───── Given records ─────

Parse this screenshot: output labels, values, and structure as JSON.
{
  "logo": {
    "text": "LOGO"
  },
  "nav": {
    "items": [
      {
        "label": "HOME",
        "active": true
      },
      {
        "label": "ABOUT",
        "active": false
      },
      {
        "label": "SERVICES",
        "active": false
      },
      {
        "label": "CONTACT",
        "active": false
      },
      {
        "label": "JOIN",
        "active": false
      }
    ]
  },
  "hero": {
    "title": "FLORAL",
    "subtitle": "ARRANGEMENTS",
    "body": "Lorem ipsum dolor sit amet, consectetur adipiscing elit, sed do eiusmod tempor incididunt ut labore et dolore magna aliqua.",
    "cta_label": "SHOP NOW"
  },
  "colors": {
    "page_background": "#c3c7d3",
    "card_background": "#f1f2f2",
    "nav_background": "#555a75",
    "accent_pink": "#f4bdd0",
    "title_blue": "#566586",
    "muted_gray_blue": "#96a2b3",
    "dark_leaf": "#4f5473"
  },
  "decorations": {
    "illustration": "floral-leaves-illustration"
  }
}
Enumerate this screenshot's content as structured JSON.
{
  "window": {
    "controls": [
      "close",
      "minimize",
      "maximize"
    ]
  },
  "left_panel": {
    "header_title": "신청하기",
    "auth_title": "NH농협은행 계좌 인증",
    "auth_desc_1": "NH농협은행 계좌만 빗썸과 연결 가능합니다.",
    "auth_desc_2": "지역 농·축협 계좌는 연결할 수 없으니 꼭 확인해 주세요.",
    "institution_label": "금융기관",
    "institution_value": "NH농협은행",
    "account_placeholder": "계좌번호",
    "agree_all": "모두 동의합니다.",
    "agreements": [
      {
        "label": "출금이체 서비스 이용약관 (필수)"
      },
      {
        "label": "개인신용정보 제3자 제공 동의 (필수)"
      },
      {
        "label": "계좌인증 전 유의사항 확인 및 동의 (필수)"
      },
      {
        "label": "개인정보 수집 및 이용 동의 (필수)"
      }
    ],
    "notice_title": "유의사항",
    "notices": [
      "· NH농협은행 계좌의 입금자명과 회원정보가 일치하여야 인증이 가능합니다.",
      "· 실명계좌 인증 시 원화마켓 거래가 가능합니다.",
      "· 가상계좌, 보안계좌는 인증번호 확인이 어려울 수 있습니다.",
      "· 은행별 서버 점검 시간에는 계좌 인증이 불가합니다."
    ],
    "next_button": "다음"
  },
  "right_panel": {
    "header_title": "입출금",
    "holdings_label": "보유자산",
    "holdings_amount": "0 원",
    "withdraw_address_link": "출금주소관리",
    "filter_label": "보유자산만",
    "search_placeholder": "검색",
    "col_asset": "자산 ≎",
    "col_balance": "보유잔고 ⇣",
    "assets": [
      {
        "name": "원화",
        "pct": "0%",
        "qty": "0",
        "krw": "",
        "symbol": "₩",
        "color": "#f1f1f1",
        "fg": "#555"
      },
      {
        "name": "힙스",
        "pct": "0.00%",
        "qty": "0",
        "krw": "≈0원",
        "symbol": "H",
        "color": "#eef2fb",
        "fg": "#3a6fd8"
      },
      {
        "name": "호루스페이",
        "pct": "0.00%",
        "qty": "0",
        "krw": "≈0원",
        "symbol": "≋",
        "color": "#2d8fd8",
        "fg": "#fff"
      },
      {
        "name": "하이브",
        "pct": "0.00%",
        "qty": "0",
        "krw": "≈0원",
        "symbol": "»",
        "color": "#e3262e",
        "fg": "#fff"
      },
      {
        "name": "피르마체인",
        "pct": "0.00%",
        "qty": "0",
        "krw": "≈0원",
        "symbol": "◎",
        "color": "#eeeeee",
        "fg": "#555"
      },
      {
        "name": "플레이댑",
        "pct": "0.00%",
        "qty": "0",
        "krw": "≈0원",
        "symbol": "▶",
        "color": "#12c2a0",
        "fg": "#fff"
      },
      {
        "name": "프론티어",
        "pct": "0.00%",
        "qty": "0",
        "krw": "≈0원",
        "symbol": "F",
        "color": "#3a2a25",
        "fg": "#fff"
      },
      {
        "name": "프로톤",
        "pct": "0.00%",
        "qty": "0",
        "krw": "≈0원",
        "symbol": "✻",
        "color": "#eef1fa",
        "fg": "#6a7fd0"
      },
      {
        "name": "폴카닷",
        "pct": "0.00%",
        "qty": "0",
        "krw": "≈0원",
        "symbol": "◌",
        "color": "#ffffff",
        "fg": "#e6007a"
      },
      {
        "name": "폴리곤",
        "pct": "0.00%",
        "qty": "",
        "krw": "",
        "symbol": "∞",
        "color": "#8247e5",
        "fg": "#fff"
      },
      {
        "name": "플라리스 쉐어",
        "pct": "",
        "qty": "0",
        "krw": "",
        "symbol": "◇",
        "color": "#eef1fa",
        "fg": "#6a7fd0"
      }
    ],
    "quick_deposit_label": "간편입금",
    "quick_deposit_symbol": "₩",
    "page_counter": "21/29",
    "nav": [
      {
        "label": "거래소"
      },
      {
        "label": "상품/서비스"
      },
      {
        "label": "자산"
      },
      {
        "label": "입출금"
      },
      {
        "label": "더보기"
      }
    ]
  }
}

─────

### Task statement
Copy every line verbatim.

### Response for this exercise
Parse this screenshot: output labels, values, and structure as JSON.
{
  "logo": {
    "text": "LOGO"
  },
  "nav": {
    "items": [
      {
        "label": "HOME",
        "active": true
      },
      {
        "label": "ABOUT",
        "active": false
      },
      {
        "label": "SERVICES",
        "active": false
      },
      {
        "label": "CONTACT",
        "active": false
      },
      {
        "label": "JOIN",
        "active": false
      }
    ]
  },
  "hero": {
    "title": "FLORAL",
    "subtitle": "ARRANGEMENTS",
    "body": "Lorem ipsum dolor sit amet, consectetur adipiscing elit, sed do eiusmod tempor incididunt ut labore et dolore magna aliqua.",
    "cta_label": "SHOP NOW"
  },
  "colors": {
    "page_background": "#c3c7d3",
    "card_background": "#f1f2f2",
    "nav_background": "#555a75",
    "accent_pink": "#f4bdd0",
    "title_blue": "#566586",
    "muted_gray_blue": "#96a2b3",
    "dark_leaf": "#4f5473"
  },
  "decorations": {
    "illustration": "floral-leaves-illustration"
  }
}
Enumerate this screenshot's content as structured JSON.
{
  "window": {
    "controls": [
      "close",
      "minimize",
      "maximize"
    ]
  },
  "left_panel": {
    "header_title": "신청하기",
    "auth_title": "NH농협은행 계좌 인증",
    "auth_desc_1": "NH농협은행 계좌만 빗썸과 연결 가능합니다.",
    "auth_desc_2": "지역 농·축협 계좌는 연결할 수 없으니 꼭 확인해 주세요.",
    "institution_label": "금융기관",
    "institution_value": "NH농협은행",
    "account_placeholder": "계좌번호",
    "agree_all": "모두 동의합니다.",
    "agreements": [
      {
        "label": "출금이체 서비스 이용약관 (필수)"
      },
      {
        "label": "개인신용정보 제3자 제공 동의 (필수)"
      },
      {
        "label": "계좌인증 전 유의사항 확인 및 동의 (필수)"
      },
      {
        "label": "개인정보 수집 및 이용 동의 (필수)"
      }
    ],
    "notice_title": "유의사항",
    "notices": [
      "· NH농협은행 계좌의 입금자명과 회원정보가 일치하여야 인증이 가능합니다.",
      "· 실명계좌 인증 시 원화마켓 거래가 가능합니다.",
      "· 가상계좌, 보안계좌는 인증번호 확인이 어려울 수 있습니다.",
      "· 은행별 서버 점검 시간에는 계좌 인증이 불가합니다."
    ],
    "next_button": "다음"
  },
  "right_panel": {
    "header_title": "입출금",
    "holdings_label": "보유자산",
    "holdings_amount": "0 원",
    "withdraw_address_link": "출금주소관리",
    "filter_label": "보유자산만",
    "search_placeholder": "검색",
    "col_asset": "자산 ≎",
    "col_balance": "보유잔고 ⇣",
    "assets": [
      {
        "name": "원화",
        "pct": "0%",
        "qty": "0",
        "krw": "",
        "symbol": "₩",
        "color": "#f1f1f1",
        "fg": "#555"
      },
      {
        "name": "힙스",
        "pct": "0.00%",
        "qty": "0",
        "krw": "≈0원",
        "symbol": "H",
        "color": "#eef2fb",
        "fg": "#3a6fd8"
      },
      {
        "name": "호루스페이",
        "pct": "0.00%",
        "qty": "0",
        "krw": "≈0원",
        "symbol": "≋",
        "color": "#2d8fd8",
        "fg": "#fff"
      },
      {
        "name": "하이브",
        "pct": "0.00%",
        "qty": "0",
        "krw": "≈0원",
        "symbol": "»",
        "color": "#e3262e",
        "fg": "#fff"
      },
      {
        "name": "피르마체인",
        "pct": "0.00%",
        "qty": "0",
        "krw": "≈0원",
        "symbol": "◎",
        "color": "#eeeeee",
        "fg": "#555"
      },
      {
        "name": "플레이댑",
        "pct": "0.00%",
        "qty": "0",
        "krw": "≈0원",
        "symbol": "▶",
        "color": "#12c2a0",
        "fg": "#fff"
      },
      {
        "name": "프론티어",
        "pct": "0.00%",
        "qty": "0",
        "krw": "≈0원",
        "symbol": "F",
        "color": "#3a2a25",
        "fg": "#fff"
      },
      {
        "name": "프로톤",
        "pct": "0.00%",
        "qty": "0",
        "krw": "≈0원",
        "symbol": "✻",
        "color": "#eef1fa",
        "fg": "#6a7fd0"
      },
      {
        "name": "폴카닷",
        "pct": "0.00%",
        "qty": "0",
        "krw": "≈0원",
        "symbol": "◌",
        "color": "#ffffff",
        "fg": "#e6007a"
      },
      {
        "name": "폴리곤",
        "pct": "0.00%",
        "qty": "",
        "krw": "",
        "symbol": "∞",
        "color": "#8247e5",
        "fg": "#fff"
      },
      {
        "name": "플라리스 쉐어",
        "pct": "",
        "qty": "0",
        "krw": "",
        "symbol": "◇",
        "color": "#eef1fa",
        "fg": "#6a7fd0"
      }
    ],
    "quick_deposit_label": "간편입금",
    "quick_deposit_symbol": "₩",
    "page_counter": "21/29",
    "nav": [
      {
        "label": "거래소"
      },
      {
        "label": "상품/서비스"
      },
      {
        "label": "자산"
      },
      {
        "label": "입출금"
      },
      {
        "label": "더보기"
      }
    ]
  }
}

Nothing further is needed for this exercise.